• _OBJECTIVE_: Can the data below be set down again exactly, line for line?

• _DATASET EXCERPTS_:
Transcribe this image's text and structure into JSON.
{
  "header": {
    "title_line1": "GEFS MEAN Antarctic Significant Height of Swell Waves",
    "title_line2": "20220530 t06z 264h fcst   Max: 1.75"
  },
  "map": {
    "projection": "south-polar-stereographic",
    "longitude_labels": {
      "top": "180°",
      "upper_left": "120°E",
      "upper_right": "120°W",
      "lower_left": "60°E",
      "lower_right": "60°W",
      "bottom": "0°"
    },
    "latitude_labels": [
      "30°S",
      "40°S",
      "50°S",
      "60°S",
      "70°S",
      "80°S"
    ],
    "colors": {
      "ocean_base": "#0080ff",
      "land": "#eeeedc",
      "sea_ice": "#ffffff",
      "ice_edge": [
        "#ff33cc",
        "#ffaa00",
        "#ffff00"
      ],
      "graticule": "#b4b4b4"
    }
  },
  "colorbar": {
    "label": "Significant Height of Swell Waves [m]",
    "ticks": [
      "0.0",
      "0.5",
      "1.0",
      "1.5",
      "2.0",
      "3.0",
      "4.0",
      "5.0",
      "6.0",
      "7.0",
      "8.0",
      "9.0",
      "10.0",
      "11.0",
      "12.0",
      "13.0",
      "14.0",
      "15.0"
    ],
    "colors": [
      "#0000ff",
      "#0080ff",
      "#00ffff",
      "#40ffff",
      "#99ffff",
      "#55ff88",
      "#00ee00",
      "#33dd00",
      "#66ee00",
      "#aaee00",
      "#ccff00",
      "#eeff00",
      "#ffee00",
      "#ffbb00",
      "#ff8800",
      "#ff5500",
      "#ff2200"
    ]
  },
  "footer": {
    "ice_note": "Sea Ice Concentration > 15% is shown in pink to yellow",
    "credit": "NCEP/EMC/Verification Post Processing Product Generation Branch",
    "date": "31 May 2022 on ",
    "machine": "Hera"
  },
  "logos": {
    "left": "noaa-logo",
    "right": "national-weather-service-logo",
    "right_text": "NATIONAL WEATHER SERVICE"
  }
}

• _FINAL ANSWER_:
Transcribe this image's text and structure into JSON.
{
  "header": {
    "title_line1": "GEFS MEAN Antarctic Significant Height of Swell Waves",
    "title_line2": "20220530 t06z 264h fcst   Max: 1.75"
  },
  "map": {
    "projection": "south-polar-stereographic",
    "longitude_labels": {
      "top": "180°",
      "upper_left": "120°E",
      "upper_right": "120°W",
      "lower_left": "60°E",
      "lower_right": "60°W",
      "bottom": "0°"
    },
    "latitude_labels": [
      "30°S",
      "40°S",
      "50°S",
      "60°S",
      "70°S",
      "80°S"
    ],
    "colors": {
      "ocean_base": "#0080ff",
      "land": "#eeeedc",
      "sea_ice": "#ffffff",
      "ice_edge": [
        "#ff33cc",
        "#ffaa00",
        "#ffff00"
      ],
      "graticule": "#b4b4b4"
    }
  },
  "colorbar": {
    "label": "Significant Height of Swell Waves [m]",
    "ticks": [
      "0.0",
      "0.5",
      "1.0",
      "1.5",
      "2.0",
      "3.0",
      "4.0",
      "5.0",
      "6.0",
      "7.0",
      "8.0",
      "9.0",
      "10.0",
      "11.0",
      "12.0",
      "13.0",
      "14.0",
      "15.0"
    ],
    "colors": [
      "#0000ff",
      "#0080ff",
      "#00ffff",
      "#40ffff",
      "#99ffff",
      "#55ff88",
      "#00ee00",
      "#33dd00",
      "#66ee00",
      "#aaee00",
      "#ccff00",
      "#eeff00",
      "#ffee00",
      "#ffbb00",
      "#ff8800",
      "#ff5500",
      "#ff2200"
    ]
  },
  "footer": {
    "ice_note": "Sea Ice Concentration > 15% is shown in pink to yellow",
    "credit": "NCEP/EMC/Verification Post Processing Product Generation Branch",
    "date": "31 May 2022 on ",
    "machine": "Hera"
  },
  "logos": {
    "left": "noaa-logo",
    "right": "national-weather-service-logo",
    "right_text": "NATIONAL WEATHER SERVICE"
  }
}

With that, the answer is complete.